# [Provided data]
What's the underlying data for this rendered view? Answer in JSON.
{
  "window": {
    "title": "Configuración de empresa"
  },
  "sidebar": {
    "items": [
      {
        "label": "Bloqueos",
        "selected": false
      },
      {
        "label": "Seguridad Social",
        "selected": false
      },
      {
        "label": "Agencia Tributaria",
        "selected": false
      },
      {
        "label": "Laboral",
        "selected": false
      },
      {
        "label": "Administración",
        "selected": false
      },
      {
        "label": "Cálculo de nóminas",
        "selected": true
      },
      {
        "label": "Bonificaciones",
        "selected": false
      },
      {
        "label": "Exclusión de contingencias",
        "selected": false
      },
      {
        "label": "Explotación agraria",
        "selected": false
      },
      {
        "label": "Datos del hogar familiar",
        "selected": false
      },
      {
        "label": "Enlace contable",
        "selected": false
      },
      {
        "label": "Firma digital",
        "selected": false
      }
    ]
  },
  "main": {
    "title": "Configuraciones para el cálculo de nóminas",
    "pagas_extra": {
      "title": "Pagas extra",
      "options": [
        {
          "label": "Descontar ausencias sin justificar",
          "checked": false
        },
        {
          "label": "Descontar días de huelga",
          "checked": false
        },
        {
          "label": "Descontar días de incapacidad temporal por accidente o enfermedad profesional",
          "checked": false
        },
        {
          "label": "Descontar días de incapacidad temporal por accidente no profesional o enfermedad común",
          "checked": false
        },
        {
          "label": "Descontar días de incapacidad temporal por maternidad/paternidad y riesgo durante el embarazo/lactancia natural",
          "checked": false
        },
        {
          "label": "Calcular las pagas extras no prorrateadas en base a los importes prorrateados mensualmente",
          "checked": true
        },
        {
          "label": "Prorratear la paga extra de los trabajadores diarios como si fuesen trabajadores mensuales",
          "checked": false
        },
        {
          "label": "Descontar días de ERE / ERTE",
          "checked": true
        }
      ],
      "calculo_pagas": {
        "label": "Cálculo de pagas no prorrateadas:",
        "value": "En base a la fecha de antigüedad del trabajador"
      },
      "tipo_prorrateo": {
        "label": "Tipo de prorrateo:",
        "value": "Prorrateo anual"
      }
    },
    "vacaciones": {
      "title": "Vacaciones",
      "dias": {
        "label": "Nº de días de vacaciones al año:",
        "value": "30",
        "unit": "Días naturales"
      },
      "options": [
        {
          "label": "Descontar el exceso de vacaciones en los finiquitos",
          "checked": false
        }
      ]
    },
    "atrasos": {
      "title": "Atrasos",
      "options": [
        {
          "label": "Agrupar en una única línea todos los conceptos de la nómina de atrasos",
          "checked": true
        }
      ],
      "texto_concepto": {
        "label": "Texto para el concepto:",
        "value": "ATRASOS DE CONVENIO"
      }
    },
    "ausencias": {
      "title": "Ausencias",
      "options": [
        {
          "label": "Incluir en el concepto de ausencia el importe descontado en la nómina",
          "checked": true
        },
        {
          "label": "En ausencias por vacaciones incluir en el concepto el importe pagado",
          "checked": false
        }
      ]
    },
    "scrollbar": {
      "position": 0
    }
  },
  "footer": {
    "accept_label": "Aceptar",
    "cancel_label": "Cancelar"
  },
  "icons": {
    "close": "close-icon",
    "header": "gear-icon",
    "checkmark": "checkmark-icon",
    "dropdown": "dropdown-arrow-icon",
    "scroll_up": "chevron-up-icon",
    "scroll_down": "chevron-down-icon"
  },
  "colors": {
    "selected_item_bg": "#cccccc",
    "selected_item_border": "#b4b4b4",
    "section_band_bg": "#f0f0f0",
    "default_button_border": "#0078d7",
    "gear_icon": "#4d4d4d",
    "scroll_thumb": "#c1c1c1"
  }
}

# [Task prompt]
Which lines hold the string "enfermedad"? Copy all of them from the data above.

# [Result for this exercise]
          "label": "Descontar días de incapacidad temporal por accidente o enfermedad profesional",
          "label": "Descontar días de incapacidad temporal por accidente no profesional o enfermedad común",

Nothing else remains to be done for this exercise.